(Dataset rows):
========

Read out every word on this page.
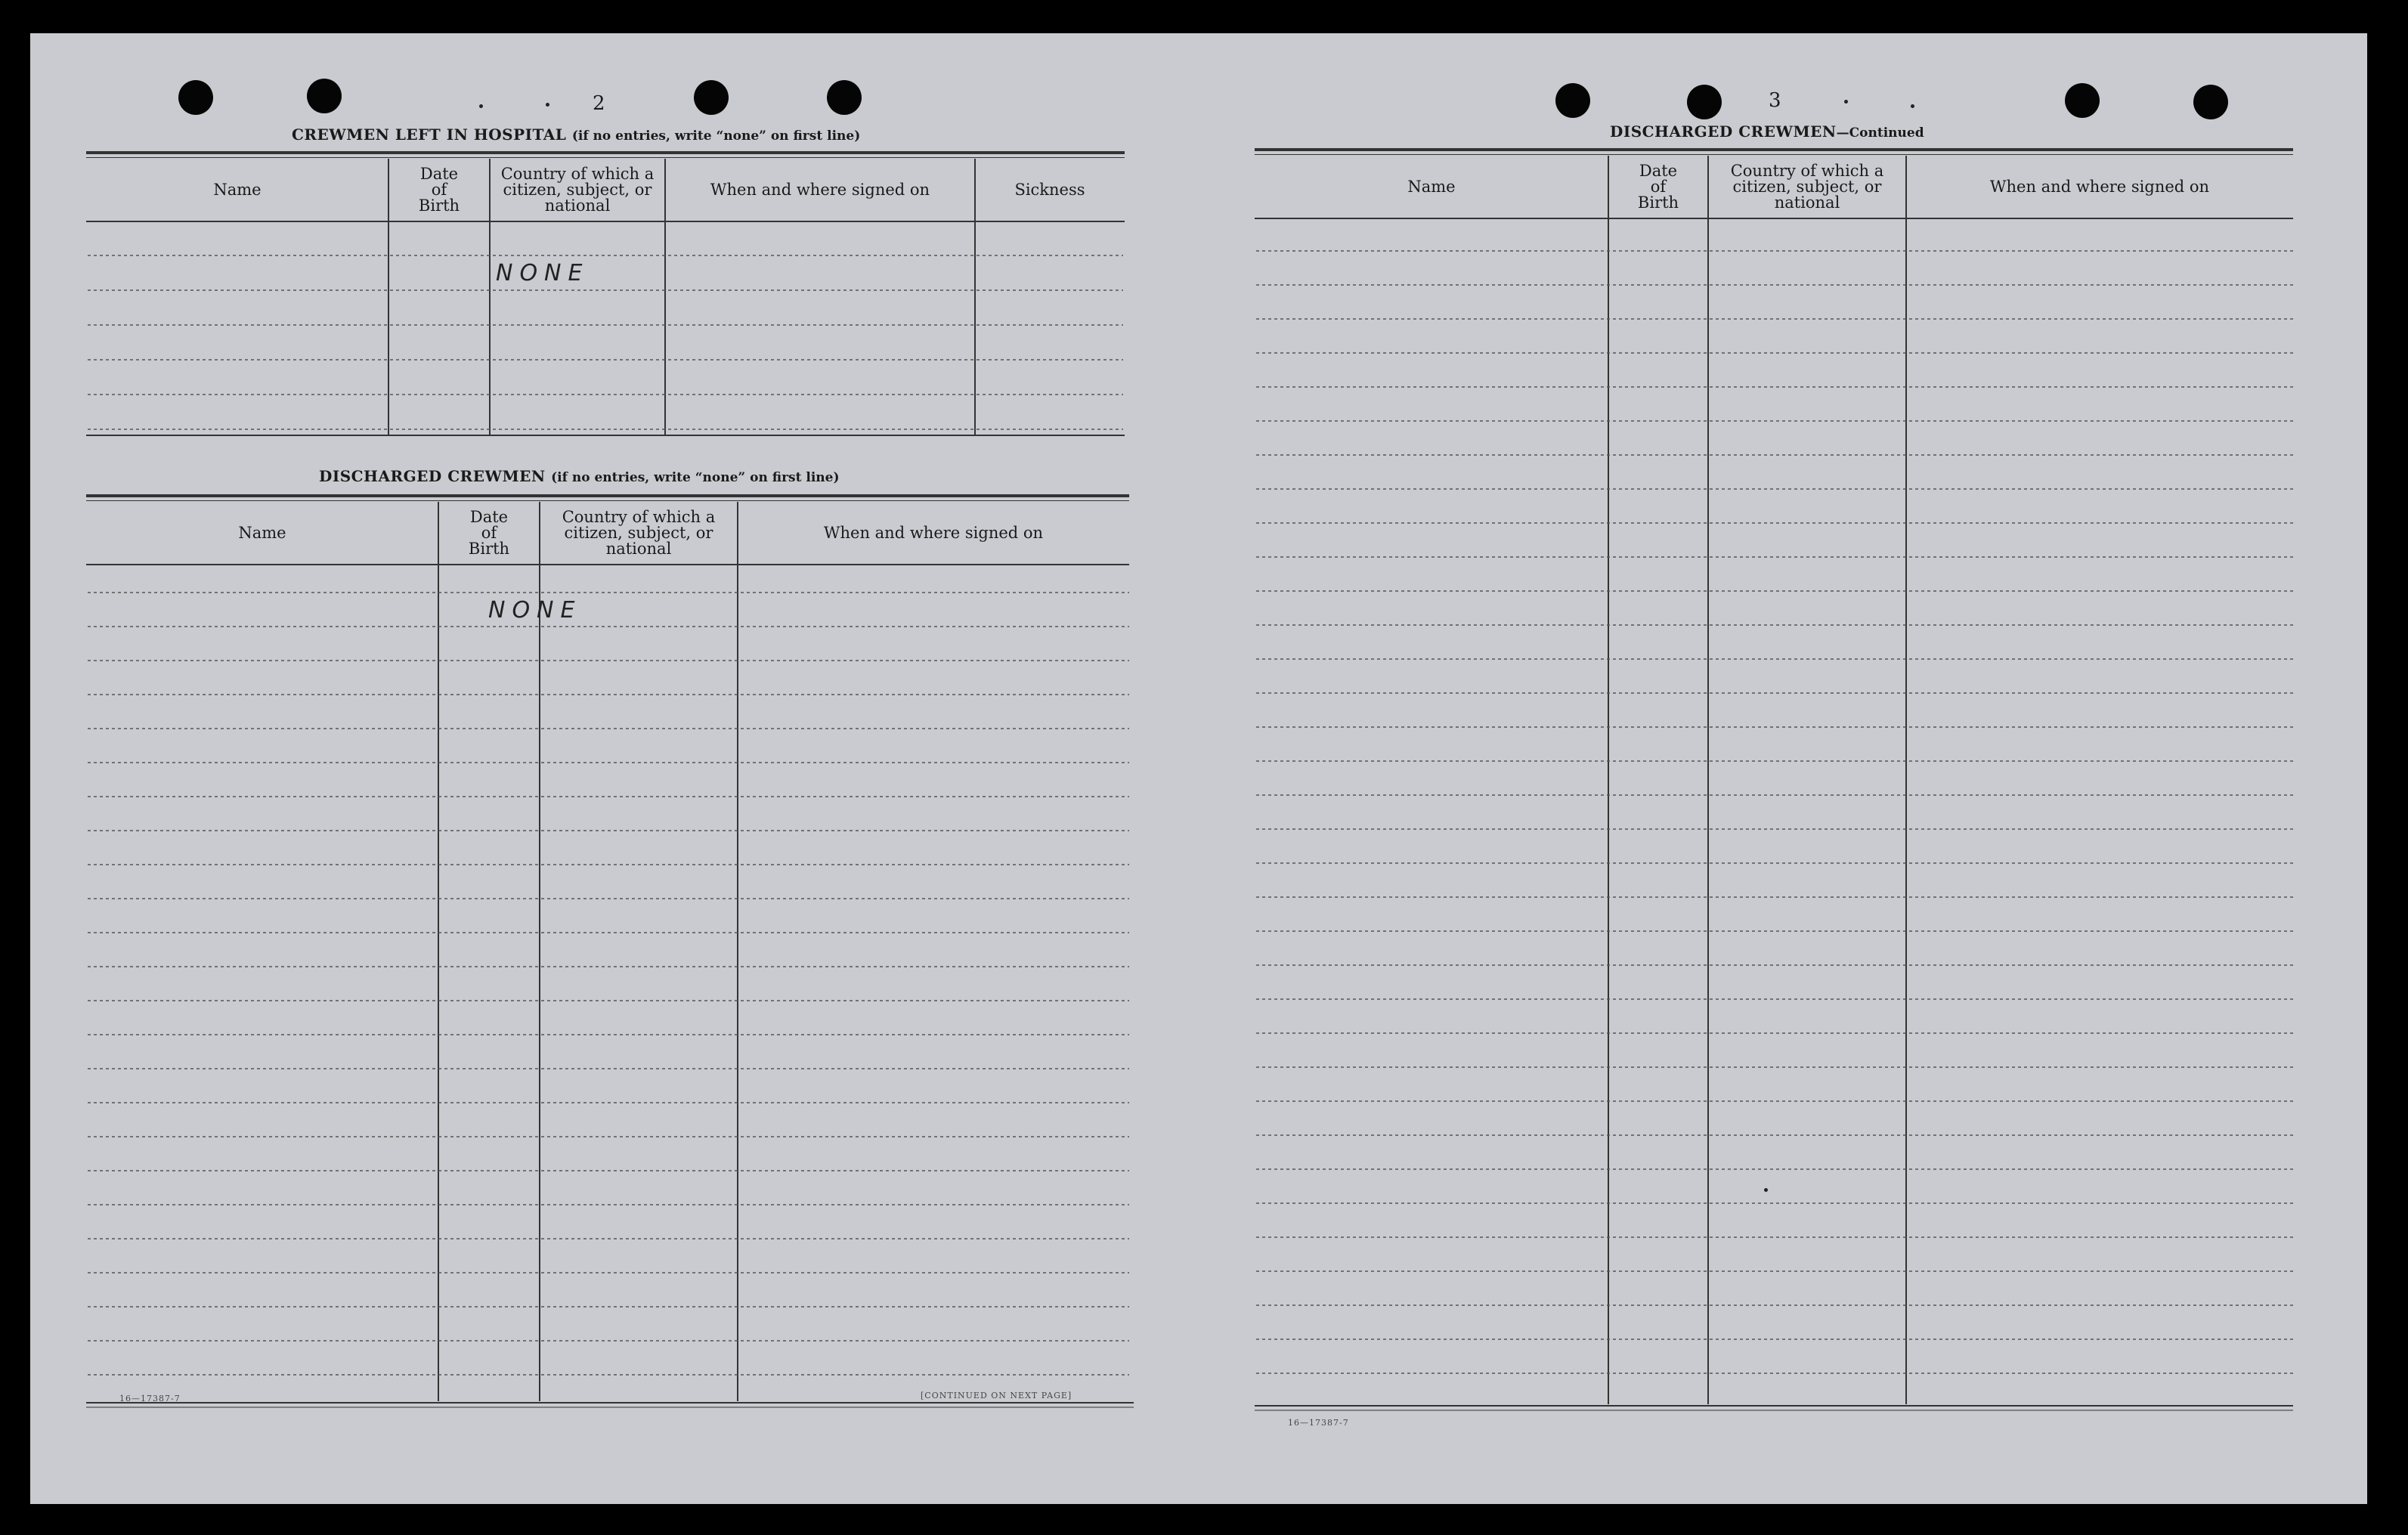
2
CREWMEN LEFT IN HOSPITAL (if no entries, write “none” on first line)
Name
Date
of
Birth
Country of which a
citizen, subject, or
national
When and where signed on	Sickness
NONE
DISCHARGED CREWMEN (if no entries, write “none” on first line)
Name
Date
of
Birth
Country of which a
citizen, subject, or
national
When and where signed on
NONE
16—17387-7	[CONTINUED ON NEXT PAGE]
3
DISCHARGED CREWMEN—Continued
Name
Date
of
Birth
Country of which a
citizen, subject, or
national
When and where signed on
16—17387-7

========

(Written task): Skipping the pictures, transcribe each line above exactly as it appears.

(Answer to this task):
Read out every word on this page.
2
CREWMEN LEFT IN HOSPITAL (if no entries, write “none” on first line)
Name
Date
of
Birth
Country of which a
citizen, subject, or
national
When and where signed on	Sickness
NONE
DISCHARGED CREWMEN (if no entries, write “none” on first line)
Name
Date
of
Birth
Country of which a
citizen, subject, or
national
When and where signed on
NONE
16—17387-7	[CONTINUED ON NEXT PAGE]
3
DISCHARGED CREWMEN—Continued
Name
Date
of
Birth
Country of which a
citizen, subject, or
national
When and where signed on
16—17387-7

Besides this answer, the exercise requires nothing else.